DATASET ENTRIES:
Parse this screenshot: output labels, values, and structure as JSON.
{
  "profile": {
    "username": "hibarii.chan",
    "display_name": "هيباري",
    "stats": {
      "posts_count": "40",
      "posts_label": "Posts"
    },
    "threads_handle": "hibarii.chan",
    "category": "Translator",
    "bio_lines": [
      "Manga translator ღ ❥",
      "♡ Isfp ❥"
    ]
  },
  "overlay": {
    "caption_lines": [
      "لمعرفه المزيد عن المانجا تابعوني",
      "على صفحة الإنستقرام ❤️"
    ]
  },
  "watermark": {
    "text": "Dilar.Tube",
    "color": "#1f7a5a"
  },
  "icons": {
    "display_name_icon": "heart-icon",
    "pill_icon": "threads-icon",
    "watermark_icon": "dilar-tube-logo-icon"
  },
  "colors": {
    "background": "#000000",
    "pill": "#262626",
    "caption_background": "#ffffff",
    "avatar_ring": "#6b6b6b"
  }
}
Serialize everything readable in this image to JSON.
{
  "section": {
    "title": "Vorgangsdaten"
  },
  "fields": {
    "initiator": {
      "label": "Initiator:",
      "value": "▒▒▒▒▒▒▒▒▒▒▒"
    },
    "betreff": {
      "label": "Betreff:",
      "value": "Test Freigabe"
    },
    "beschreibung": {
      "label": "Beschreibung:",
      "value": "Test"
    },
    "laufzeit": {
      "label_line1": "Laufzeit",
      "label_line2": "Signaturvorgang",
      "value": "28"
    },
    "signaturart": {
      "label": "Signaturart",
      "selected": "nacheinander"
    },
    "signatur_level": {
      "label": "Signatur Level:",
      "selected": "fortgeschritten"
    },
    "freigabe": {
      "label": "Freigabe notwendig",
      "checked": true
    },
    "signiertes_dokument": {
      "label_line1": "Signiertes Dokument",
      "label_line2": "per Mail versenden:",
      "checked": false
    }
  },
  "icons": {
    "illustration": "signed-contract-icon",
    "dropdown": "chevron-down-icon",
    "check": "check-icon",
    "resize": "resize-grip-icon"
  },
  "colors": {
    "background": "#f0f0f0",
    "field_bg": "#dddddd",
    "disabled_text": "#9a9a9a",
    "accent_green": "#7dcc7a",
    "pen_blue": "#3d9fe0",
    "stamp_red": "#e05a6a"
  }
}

WHAT YOU NEED TO DO:
How many lines of the listing above include the word "selected"? State the number and nothing else.

THE ANSWER:
2